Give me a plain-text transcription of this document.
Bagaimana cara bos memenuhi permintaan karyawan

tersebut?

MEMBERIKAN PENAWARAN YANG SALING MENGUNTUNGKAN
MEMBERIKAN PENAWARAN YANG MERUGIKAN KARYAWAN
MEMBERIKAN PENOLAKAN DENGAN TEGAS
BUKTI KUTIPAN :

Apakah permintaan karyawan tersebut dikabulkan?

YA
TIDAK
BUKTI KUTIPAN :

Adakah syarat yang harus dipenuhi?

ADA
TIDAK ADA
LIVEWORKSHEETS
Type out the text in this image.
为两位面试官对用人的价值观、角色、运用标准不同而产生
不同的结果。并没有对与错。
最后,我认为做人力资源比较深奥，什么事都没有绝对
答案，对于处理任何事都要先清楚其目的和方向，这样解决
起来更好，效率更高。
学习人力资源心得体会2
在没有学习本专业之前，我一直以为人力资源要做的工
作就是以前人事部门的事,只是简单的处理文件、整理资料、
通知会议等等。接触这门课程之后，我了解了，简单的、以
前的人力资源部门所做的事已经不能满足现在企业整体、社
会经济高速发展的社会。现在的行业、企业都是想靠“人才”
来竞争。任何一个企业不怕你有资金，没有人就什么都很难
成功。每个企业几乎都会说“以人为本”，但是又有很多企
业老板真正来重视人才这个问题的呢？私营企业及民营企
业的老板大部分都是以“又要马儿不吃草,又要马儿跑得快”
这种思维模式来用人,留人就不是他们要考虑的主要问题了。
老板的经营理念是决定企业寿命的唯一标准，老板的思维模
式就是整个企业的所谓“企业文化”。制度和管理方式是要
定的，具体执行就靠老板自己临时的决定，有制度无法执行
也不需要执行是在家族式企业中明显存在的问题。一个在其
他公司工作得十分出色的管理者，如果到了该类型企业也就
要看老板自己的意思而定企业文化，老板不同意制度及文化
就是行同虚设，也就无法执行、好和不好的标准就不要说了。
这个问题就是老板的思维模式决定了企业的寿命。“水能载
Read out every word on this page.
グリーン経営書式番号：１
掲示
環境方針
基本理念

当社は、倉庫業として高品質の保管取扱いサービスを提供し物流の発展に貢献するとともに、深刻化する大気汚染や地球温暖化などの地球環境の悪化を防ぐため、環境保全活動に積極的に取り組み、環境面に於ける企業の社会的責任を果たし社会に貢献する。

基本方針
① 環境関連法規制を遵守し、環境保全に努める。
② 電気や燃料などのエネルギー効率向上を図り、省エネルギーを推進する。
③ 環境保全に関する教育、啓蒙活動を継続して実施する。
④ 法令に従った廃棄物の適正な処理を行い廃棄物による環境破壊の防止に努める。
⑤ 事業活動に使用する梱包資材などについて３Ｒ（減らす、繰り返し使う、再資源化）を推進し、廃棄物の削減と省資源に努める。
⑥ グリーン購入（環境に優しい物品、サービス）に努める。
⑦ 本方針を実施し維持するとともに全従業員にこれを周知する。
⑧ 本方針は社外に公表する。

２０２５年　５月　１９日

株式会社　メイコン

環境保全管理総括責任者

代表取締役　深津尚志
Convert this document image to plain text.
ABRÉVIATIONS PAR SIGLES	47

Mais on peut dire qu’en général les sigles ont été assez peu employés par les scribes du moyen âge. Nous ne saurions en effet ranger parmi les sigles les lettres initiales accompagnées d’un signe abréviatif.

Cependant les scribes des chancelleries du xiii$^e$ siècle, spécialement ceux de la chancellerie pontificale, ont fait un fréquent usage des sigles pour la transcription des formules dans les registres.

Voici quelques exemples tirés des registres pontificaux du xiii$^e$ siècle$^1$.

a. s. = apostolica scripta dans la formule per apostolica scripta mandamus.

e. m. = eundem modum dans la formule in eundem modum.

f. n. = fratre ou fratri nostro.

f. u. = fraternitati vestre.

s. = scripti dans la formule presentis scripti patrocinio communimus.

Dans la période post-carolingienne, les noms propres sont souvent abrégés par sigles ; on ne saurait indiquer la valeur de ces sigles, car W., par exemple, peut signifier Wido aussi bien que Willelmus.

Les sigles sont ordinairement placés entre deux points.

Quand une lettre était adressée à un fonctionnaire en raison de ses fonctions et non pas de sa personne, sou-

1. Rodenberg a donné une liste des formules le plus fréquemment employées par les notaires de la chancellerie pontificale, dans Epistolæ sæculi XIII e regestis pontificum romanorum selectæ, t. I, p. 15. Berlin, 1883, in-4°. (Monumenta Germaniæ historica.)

→ Written exercise: Lines that hold the word "this" are the ones to return, every one of them.

→ Response to the exercise:
Give me a plain-text transcription of this document.
Type out the text in this image.
Read out every word on this page.
Convert this document image to plain text.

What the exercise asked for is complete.